▸ AIM: Gather, from the data below, each line in which the word "text" occurs.
START
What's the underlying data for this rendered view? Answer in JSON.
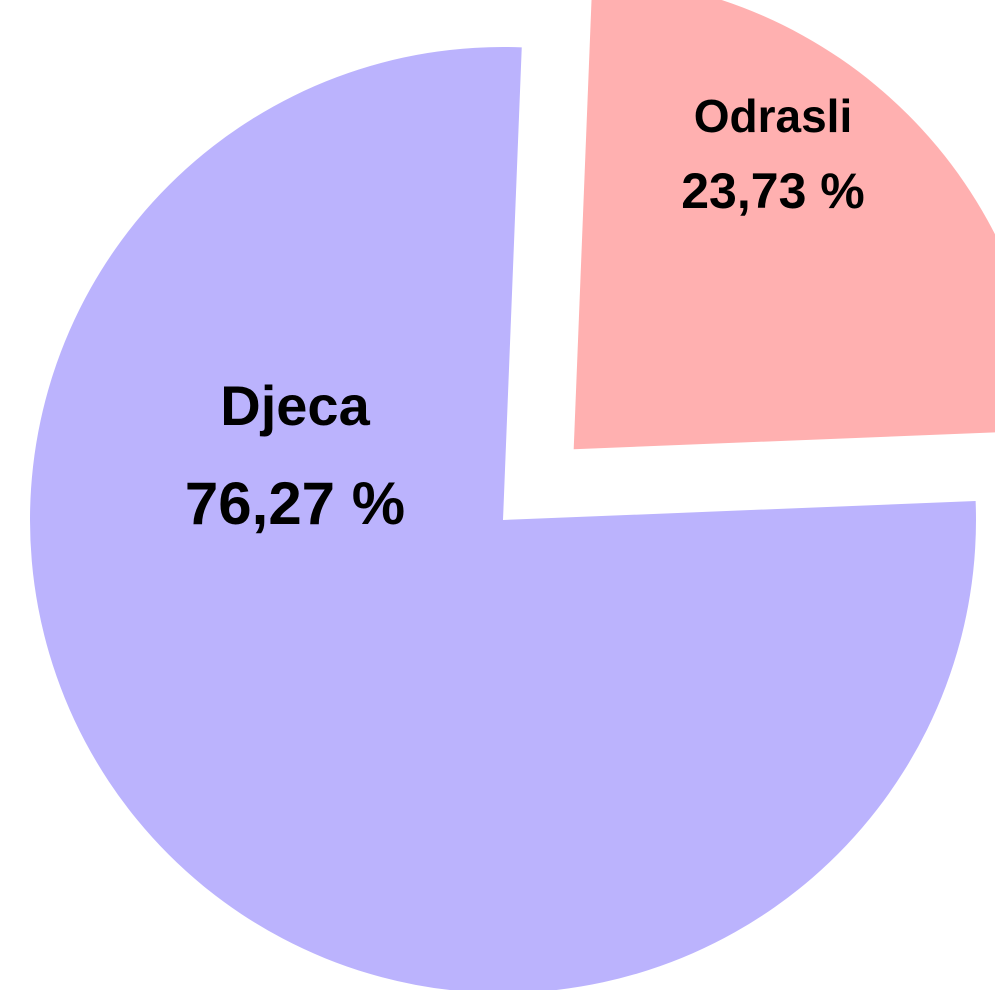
{
  "chart_data": {
    "type": "pie",
    "categories": [
      "Djeca",
      "Odrasli"
    ],
    "values": [
      76.27,
      23.73
    ],
    "value_labels": [
      "76,27 %",
      "23,73 %"
    ],
    "colors": [
      "#bbb3fd",
      "#ffb0b0"
    ]
  }
}
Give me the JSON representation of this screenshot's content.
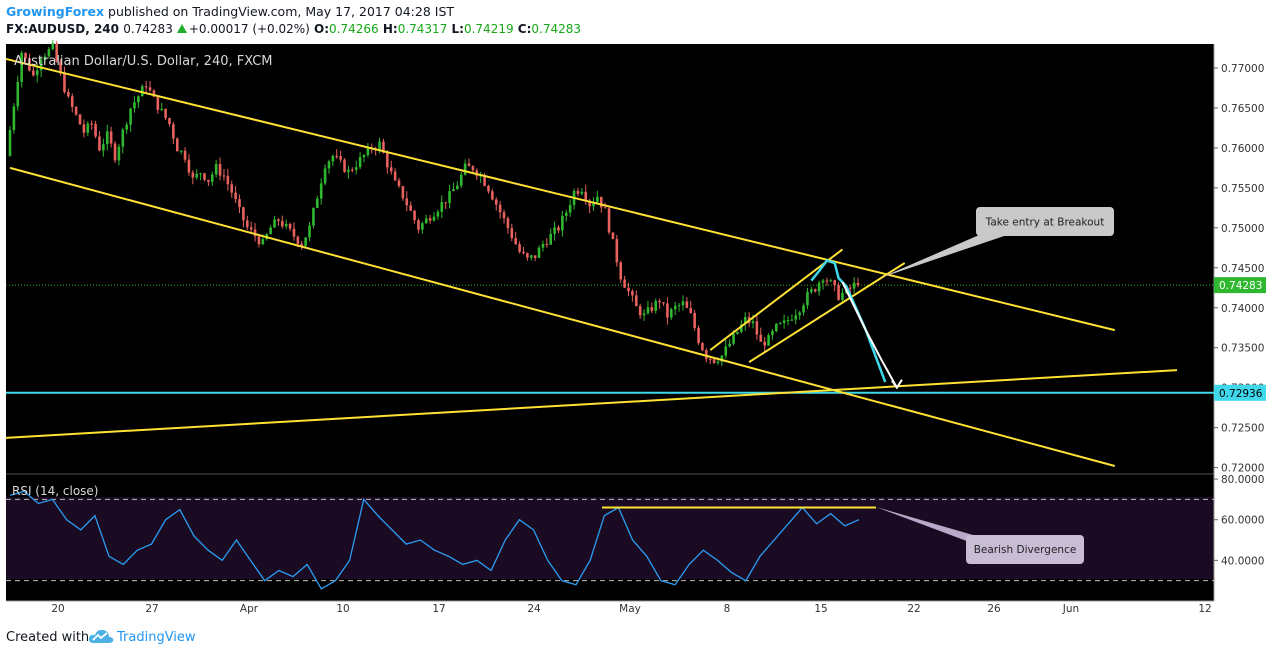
{
  "header": {
    "author": "GrowingForex",
    "published": "published on TradingView.com, May 17, 2017 04:28 IST",
    "symbol": "FX:AUDUSD, 240",
    "last": "0.74283",
    "change": "+0.00017 (+0.02%)",
    "o_label": "O:",
    "o": "0.74266",
    "h_label": "H:",
    "h": "0.74317",
    "l_label": "L:",
    "l": "0.74219",
    "c_label": "C:",
    "c": "0.74283"
  },
  "footer": {
    "created": "Created with",
    "brand": "TradingView"
  },
  "colors": {
    "background": "#000000",
    "up": "#2fb82f",
    "down": "#e8625d",
    "trendline": "#ffe234",
    "horizontal": "#3fd8ea",
    "rsi": "#2a9df4",
    "rsi_band": "#1b0b22",
    "annotation_box": "#c9c9c9",
    "price_label": "#3fd8ea"
  },
  "chart_data": [
    {
      "type": "candlestick",
      "title": "Australian Dollar/U.S. Dollar, 240, FXCM",
      "y_ticks": [
        "0.77000",
        "0.76500",
        "0.76000",
        "0.75500",
        "0.75000",
        "0.74500",
        "0.74000",
        "0.73500",
        "0.73000",
        "0.72500",
        "0.72000"
      ],
      "ylim": [
        0.7192,
        0.773
      ],
      "x_ticks": [
        "20",
        "27",
        "Apr",
        "10",
        "17",
        "24",
        "May",
        "8",
        "15",
        "22",
        "26",
        "Jun",
        "12"
      ],
      "last_price_label": "0.74283",
      "horizontal_line_label": "0.72936",
      "horizontal_line": 0.72936,
      "path": [
        [
          0,
          0.759
        ],
        [
          4,
          0.772
        ],
        [
          7,
          0.769
        ],
        [
          9,
          0.7715
        ],
        [
          12,
          0.7725
        ],
        [
          14,
          0.769
        ],
        [
          16,
          0.766
        ],
        [
          18,
          0.764
        ],
        [
          20,
          0.762
        ],
        [
          22,
          0.763
        ],
        [
          24,
          0.76
        ],
        [
          26,
          0.7615
        ],
        [
          28,
          0.759
        ],
        [
          30,
          0.762
        ],
        [
          32,
          0.765
        ],
        [
          34,
          0.7665
        ],
        [
          36,
          0.768
        ],
        [
          38,
          0.766
        ],
        [
          40,
          0.7645
        ],
        [
          42,
          0.763
        ],
        [
          44,
          0.76
        ],
        [
          46,
          0.759
        ],
        [
          48,
          0.756
        ],
        [
          50,
          0.757
        ],
        [
          52,
          0.756
        ],
        [
          54,
          0.7575
        ],
        [
          56,
          0.7565
        ],
        [
          58,
          0.7545
        ],
        [
          60,
          0.752
        ],
        [
          62,
          0.75
        ],
        [
          64,
          0.749
        ],
        [
          66,
          0.748
        ],
        [
          68,
          0.75
        ],
        [
          70,
          0.751
        ],
        [
          72,
          0.75
        ],
        [
          74,
          0.749
        ],
        [
          76,
          0.748
        ],
        [
          78,
          0.75
        ],
        [
          80,
          0.754
        ],
        [
          82,
          0.758
        ],
        [
          84,
          0.759
        ],
        [
          86,
          0.758
        ],
        [
          88,
          0.757
        ],
        [
          90,
          0.758
        ],
        [
          92,
          0.759
        ],
        [
          94,
          0.76
        ],
        [
          96,
          0.7605
        ],
        [
          98,
          0.758
        ],
        [
          100,
          0.7555
        ],
        [
          102,
          0.754
        ],
        [
          104,
          0.752
        ],
        [
          106,
          0.75
        ],
        [
          108,
          0.751
        ],
        [
          110,
          0.752
        ],
        [
          112,
          0.753
        ],
        [
          114,
          0.754
        ],
        [
          116,
          0.7555
        ],
        [
          118,
          0.7575
        ],
        [
          120,
          0.7575
        ],
        [
          122,
          0.7565
        ],
        [
          124,
          0.755
        ],
        [
          126,
          0.753
        ],
        [
          128,
          0.751
        ],
        [
          130,
          0.749
        ],
        [
          132,
          0.747
        ],
        [
          134,
          0.746
        ],
        [
          136,
          0.7465
        ],
        [
          138,
          0.748
        ],
        [
          140,
          0.749
        ],
        [
          142,
          0.75
        ],
        [
          144,
          0.752
        ],
        [
          146,
          0.7545
        ],
        [
          148,
          0.755
        ],
        [
          150,
          0.753
        ],
        [
          152,
          0.754
        ],
        [
          154,
          0.752
        ],
        [
          156,
          0.748
        ],
        [
          158,
          0.744
        ],
        [
          160,
          0.742
        ],
        [
          162,
          0.74
        ],
        [
          164,
          0.739
        ],
        [
          166,
          0.74
        ],
        [
          168,
          0.741
        ],
        [
          170,
          0.739
        ],
        [
          172,
          0.74
        ],
        [
          174,
          0.7405
        ],
        [
          176,
          0.739
        ],
        [
          178,
          0.736
        ],
        [
          180,
          0.734
        ],
        [
          182,
          0.7335
        ],
        [
          184,
          0.734
        ],
        [
          186,
          0.7355
        ],
        [
          188,
          0.737
        ],
        [
          190,
          0.7385
        ],
        [
          192,
          0.738
        ],
        [
          194,
          0.7355
        ],
        [
          196,
          0.736
        ],
        [
          198,
          0.7375
        ],
        [
          200,
          0.738
        ],
        [
          202,
          0.739
        ],
        [
          204,
          0.74
        ],
        [
          206,
          0.7415
        ],
        [
          208,
          0.7425
        ],
        [
          210,
          0.744
        ],
        [
          212,
          0.743
        ],
        [
          214,
          0.7415
        ],
        [
          216,
          0.742
        ],
        [
          218,
          0.7428
        ]
      ],
      "trendlines": [
        {
          "name": "channel-upper",
          "start": {
            "bar": -10,
            "price": 0.7722
          },
          "end": {
            "bar": 284,
            "price": 0.7372
          }
        },
        {
          "name": "channel-lower",
          "start": {
            "bar": 0,
            "price": 0.7575
          },
          "end": {
            "bar": 284,
            "price": 0.7202
          }
        },
        {
          "name": "rising-support",
          "start": {
            "bar": -16,
            "price": 0.7233
          },
          "end": {
            "bar": 300,
            "price": 0.7322
          }
        },
        {
          "name": "flag-upper",
          "start": {
            "bar": 180,
            "price": 0.7347
          },
          "end": {
            "bar": 214,
            "price": 0.7473
          }
        },
        {
          "name": "flag-lower",
          "start": {
            "bar": 190,
            "price": 0.7332
          },
          "end": {
            "bar": 230,
            "price": 0.7456
          }
        }
      ],
      "projection": {
        "cyan": [
          [
            206,
            0.7434
          ],
          [
            208,
            0.7446
          ],
          [
            210,
            0.7459
          ],
          [
            212,
            0.7456
          ],
          [
            213,
            0.7437
          ],
          [
            215,
            0.7427
          ],
          [
            220,
            0.7372
          ],
          [
            225,
            0.7307
          ]
        ],
        "white": [
          [
            214,
            0.7432
          ],
          [
            220,
            0.7372
          ],
          [
            224,
            0.7335
          ],
          [
            228,
            0.73
          ]
        ]
      },
      "annotations": [
        {
          "text": "Take entry at Breakout"
        },
        {
          "text": "Bearish Divergence"
        }
      ]
    },
    {
      "type": "line",
      "title": "RSI (14, close)",
      "y_ticks": [
        "80.0000",
        "60.0000",
        "40.0000"
      ],
      "ylim": [
        20,
        82
      ],
      "bands": [
        70,
        30
      ],
      "levels": [
        [
          0,
          72
        ],
        [
          5,
          74
        ],
        [
          10,
          68
        ],
        [
          15,
          70
        ],
        [
          20,
          60
        ],
        [
          25,
          55
        ],
        [
          30,
          62
        ],
        [
          35,
          42
        ],
        [
          40,
          38
        ],
        [
          45,
          45
        ],
        [
          50,
          48
        ],
        [
          55,
          60
        ],
        [
          60,
          65
        ],
        [
          65,
          52
        ],
        [
          70,
          45
        ],
        [
          75,
          40
        ],
        [
          80,
          50
        ],
        [
          85,
          40
        ],
        [
          90,
          30
        ],
        [
          95,
          35
        ],
        [
          100,
          32
        ],
        [
          105,
          38
        ],
        [
          110,
          26
        ],
        [
          115,
          30
        ],
        [
          120,
          40
        ],
        [
          125,
          70
        ],
        [
          130,
          62
        ],
        [
          135,
          55
        ],
        [
          140,
          48
        ],
        [
          145,
          50
        ],
        [
          150,
          45
        ],
        [
          155,
          42
        ],
        [
          160,
          38
        ],
        [
          165,
          40
        ],
        [
          170,
          35
        ],
        [
          175,
          50
        ],
        [
          180,
          60
        ],
        [
          185,
          55
        ],
        [
          190,
          40
        ],
        [
          195,
          30
        ],
        [
          200,
          28
        ],
        [
          205,
          40
        ],
        [
          210,
          62
        ],
        [
          215,
          66
        ],
        [
          220,
          50
        ],
        [
          225,
          42
        ],
        [
          230,
          30
        ],
        [
          235,
          28
        ],
        [
          240,
          38
        ],
        [
          245,
          45
        ],
        [
          250,
          40
        ],
        [
          255,
          34
        ],
        [
          260,
          30
        ],
        [
          265,
          42
        ],
        [
          270,
          50
        ],
        [
          275,
          58
        ],
        [
          280,
          66
        ],
        [
          285,
          58
        ],
        [
          290,
          63
        ],
        [
          295,
          57
        ],
        [
          300,
          60
        ]
      ],
      "divergence_line": 66
    }
  ]
}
END
▸ ANSWER FOR THIS EXERCISE:
          "text": "Take entry at Breakout"
          "text": "Bearish Divergence"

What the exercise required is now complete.